-- BEGIN Extracted information --

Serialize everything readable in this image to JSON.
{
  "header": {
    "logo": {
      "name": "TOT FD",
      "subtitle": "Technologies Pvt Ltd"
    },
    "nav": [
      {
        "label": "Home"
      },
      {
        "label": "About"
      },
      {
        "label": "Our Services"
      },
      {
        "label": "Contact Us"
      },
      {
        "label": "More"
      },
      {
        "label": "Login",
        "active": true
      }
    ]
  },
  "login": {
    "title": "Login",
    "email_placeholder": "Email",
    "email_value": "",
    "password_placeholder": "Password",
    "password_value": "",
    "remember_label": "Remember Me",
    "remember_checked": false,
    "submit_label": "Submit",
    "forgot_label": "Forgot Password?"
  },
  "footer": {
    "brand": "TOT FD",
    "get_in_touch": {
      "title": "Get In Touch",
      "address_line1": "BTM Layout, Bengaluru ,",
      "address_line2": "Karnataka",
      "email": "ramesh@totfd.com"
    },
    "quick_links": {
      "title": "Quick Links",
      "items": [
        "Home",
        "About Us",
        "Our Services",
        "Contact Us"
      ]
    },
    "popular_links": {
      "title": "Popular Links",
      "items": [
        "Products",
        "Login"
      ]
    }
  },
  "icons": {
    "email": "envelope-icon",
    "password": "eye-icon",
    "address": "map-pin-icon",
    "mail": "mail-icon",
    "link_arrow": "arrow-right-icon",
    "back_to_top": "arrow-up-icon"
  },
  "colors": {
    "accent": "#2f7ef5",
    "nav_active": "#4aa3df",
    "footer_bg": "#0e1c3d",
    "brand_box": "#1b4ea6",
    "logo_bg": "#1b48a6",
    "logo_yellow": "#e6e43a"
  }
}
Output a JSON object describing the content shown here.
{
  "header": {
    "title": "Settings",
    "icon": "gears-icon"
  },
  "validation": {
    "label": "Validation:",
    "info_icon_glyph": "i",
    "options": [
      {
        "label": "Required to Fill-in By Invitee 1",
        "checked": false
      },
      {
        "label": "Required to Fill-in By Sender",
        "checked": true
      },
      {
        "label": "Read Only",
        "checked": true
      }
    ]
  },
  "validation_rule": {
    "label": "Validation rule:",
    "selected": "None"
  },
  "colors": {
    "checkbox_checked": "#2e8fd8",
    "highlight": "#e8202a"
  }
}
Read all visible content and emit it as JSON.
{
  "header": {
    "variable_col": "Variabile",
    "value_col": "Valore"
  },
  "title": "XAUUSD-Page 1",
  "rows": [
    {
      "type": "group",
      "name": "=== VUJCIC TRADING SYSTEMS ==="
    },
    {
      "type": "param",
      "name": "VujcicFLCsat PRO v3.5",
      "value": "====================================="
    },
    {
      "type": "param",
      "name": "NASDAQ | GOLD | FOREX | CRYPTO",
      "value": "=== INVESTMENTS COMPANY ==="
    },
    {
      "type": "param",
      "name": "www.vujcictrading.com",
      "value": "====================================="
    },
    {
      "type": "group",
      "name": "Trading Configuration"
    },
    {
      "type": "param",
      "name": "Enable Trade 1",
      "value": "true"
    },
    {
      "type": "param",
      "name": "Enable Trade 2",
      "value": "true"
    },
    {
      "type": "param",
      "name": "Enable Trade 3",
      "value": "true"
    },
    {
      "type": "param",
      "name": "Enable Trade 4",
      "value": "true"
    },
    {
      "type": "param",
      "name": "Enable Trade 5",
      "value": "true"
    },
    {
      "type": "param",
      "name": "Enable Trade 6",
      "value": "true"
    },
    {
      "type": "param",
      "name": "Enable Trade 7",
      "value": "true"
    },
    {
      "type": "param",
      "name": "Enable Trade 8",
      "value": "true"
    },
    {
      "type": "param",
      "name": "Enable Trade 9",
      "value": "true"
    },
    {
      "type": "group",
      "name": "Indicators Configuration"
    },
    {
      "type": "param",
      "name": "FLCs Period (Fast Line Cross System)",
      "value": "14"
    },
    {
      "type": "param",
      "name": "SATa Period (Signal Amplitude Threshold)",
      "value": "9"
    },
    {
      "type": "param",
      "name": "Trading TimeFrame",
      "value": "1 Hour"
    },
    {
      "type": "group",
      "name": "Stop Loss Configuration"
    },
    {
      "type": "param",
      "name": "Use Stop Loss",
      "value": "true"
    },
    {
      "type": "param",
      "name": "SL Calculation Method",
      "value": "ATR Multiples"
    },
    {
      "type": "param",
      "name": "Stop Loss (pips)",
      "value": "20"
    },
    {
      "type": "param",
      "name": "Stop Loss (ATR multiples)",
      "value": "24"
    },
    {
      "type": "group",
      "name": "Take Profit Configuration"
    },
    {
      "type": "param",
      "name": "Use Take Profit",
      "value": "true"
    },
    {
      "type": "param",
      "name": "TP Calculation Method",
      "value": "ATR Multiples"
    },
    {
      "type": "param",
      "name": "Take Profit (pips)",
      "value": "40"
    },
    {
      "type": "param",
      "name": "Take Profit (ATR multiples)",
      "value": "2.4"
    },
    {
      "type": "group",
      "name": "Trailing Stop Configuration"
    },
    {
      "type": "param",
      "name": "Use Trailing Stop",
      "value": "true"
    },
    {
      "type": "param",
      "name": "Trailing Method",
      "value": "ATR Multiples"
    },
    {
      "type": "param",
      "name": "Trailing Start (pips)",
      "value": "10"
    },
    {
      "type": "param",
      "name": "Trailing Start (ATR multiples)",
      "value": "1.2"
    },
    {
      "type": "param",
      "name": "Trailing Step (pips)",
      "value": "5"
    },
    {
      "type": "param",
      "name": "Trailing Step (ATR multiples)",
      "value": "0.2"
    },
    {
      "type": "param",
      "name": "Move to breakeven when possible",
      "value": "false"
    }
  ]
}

-- END Extracted information --

**What the task requires:**
Extract the listing in its entirety and repeat it exactly.

**Full solution:**
Serialize everything readable in this image to JSON.
{
  "header": {
    "logo": {
      "name": "TOT FD",
      "subtitle": "Technologies Pvt Ltd"
    },
    "nav": [
      {
        "label": "Home"
      },
      {
        "label": "About"
      },
      {
        "label": "Our Services"
      },
      {
        "label": "Contact Us"
      },
      {
        "label": "More"
      },
      {
        "label": "Login",
        "active": true
      }
    ]
  },
  "login": {
    "title": "Login",
    "email_placeholder": "Email",
    "email_value": "",
    "password_placeholder": "Password",
    "password_value": "",
    "remember_label": "Remember Me",
    "remember_checked": false,
    "submit_label": "Submit",
    "forgot_label": "Forgot Password?"
  },
  "footer": {
    "brand": "TOT FD",
    "get_in_touch": {
      "title": "Get In Touch",
      "address_line1": "BTM Layout, Bengaluru ,",
      "address_line2": "Karnataka",
      "email": "ramesh@totfd.com"
    },
    "quick_links": {
      "title": "Quick Links",
      "items": [
        "Home",
        "About Us",
        "Our Services",
        "Contact Us"
      ]
    },
    "popular_links": {
      "title": "Popular Links",
      "items": [
        "Products",
        "Login"
      ]
    }
  },
  "icons": {
    "email": "envelope-icon",
    "password": "eye-icon",
    "address": "map-pin-icon",
    "mail": "mail-icon",
    "link_arrow": "arrow-right-icon",
    "back_to_top": "arrow-up-icon"
  },
  "colors": {
    "accent": "#2f7ef5",
    "nav_active": "#4aa3df",
    "footer_bg": "#0e1c3d",
    "brand_box": "#1b4ea6",
    "logo_bg": "#1b48a6",
    "logo_yellow": "#e6e43a"
  }
}
Output a JSON object describing the content shown here.
{
  "header": {
    "title": "Settings",
    "icon": "gears-icon"
  },
  "validation": {
    "label": "Validation:",
    "info_icon_glyph": "i",
    "options": [
      {
        "label": "Required to Fill-in By Invitee 1",
        "checked": false
      },
      {
        "label": "Required to Fill-in By Sender",
        "checked": true
      },
      {
        "label": "Read Only",
        "checked": true
      }
    ]
  },
  "validation_rule": {
    "label": "Validation rule:",
    "selected": "None"
  },
  "colors": {
    "checkbox_checked": "#2e8fd8",
    "highlight": "#e8202a"
  }
}
Read all visible content and emit it as JSON.
{
  "header": {
    "variable_col": "Variabile",
    "value_col": "Valore"
  },
  "title": "XAUUSD-Page 1",
  "rows": [
    {
      "type": "group",
      "name": "=== VUJCIC TRADING SYSTEMS ==="
    },
    {
      "type": "param",
      "name": "VujcicFLCsat PRO v3.5",
      "value": "====================================="
    },
    {
      "type": "param",
      "name": "NASDAQ | GOLD | FOREX | CRYPTO",
      "value": "=== INVESTMENTS COMPANY ==="
    },
    {
      "type": "param",
      "name": "www.vujcictrading.com",
      "value": "====================================="
    },
    {
      "type": "group",
      "name": "Trading Configuration"
    },
    {
      "type": "param",
      "name": "Enable Trade 1",
      "value": "true"
    },
    {
      "type": "param",
      "name": "Enable Trade 2",
      "value": "true"
    },
    {
      "type": "param",
      "name": "Enable Trade 3",
      "value": "true"
    },
    {
      "type": "param",
      "name": "Enable Trade 4",
      "value": "true"
    },
    {
      "type": "param",
      "name": "Enable Trade 5",
      "value": "true"
    },
    {
      "type": "param",
      "name": "Enable Trade 6",
      "value": "true"
    },
    {
      "type": "param",
      "name": "Enable Trade 7",
      "value": "true"
    },
    {
      "type": "param",
      "name": "Enable Trade 8",
      "value": "true"
    },
    {
      "type": "param",
      "name": "Enable Trade 9",
      "value": "true"
    },
    {
      "type": "group",
      "name": "Indicators Configuration"
    },
    {
      "type": "param",
      "name": "FLCs Period (Fast Line Cross System)",
      "value": "14"
    },
    {
      "type": "param",
      "name": "SATa Period (Signal Amplitude Threshold)",
      "value": "9"
    },
    {
      "type": "param",
      "name": "Trading TimeFrame",
      "value": "1 Hour"
    },
    {
      "type": "group",
      "name": "Stop Loss Configuration"
    },
    {
      "type": "param",
      "name": "Use Stop Loss",
      "value": "true"
    },
    {
      "type": "param",
      "name": "SL Calculation Method",
      "value": "ATR Multiples"
    },
    {
      "type": "param",
      "name": "Stop Loss (pips)",
      "value": "20"
    },
    {
      "type": "param",
      "name": "Stop Loss (ATR multiples)",
      "value": "24"
    },
    {
      "type": "group",
      "name": "Take Profit Configuration"
    },
    {
      "type": "param",
      "name": "Use Take Profit",
      "value": "true"
    },
    {
      "type": "param",
      "name": "TP Calculation Method",
      "value": "ATR Multiples"
    },
    {
      "type": "param",
      "name": "Take Profit (pips)",
      "value": "40"
    },
    {
      "type": "param",
      "name": "Take Profit (ATR multiples)",
      "value": "2.4"
    },
    {
      "type": "group",
      "name": "Trailing Stop Configuration"
    },
    {
      "type": "param",
      "name": "Use Trailing Stop",
      "value": "true"
    },
    {
      "type": "param",
      "name": "Trailing Method",
      "value": "ATR Multiples"
    },
    {
      "type": "param",
      "name": "Trailing Start (pips)",
      "value": "10"
    },
    {
      "type": "param",
      "name": "Trailing Start (ATR multiples)",
      "value": "1.2"
    },
    {
      "type": "param",
      "name": "Trailing Step (pips)",
      "value": "5"
    },
    {
      "type": "param",
      "name": "Trailing Step (ATR multiples)",
      "value": "0.2"
    },
    {
      "type": "param",
      "name": "Move to breakeven when possible",
      "value": "false"
    }
  ]
}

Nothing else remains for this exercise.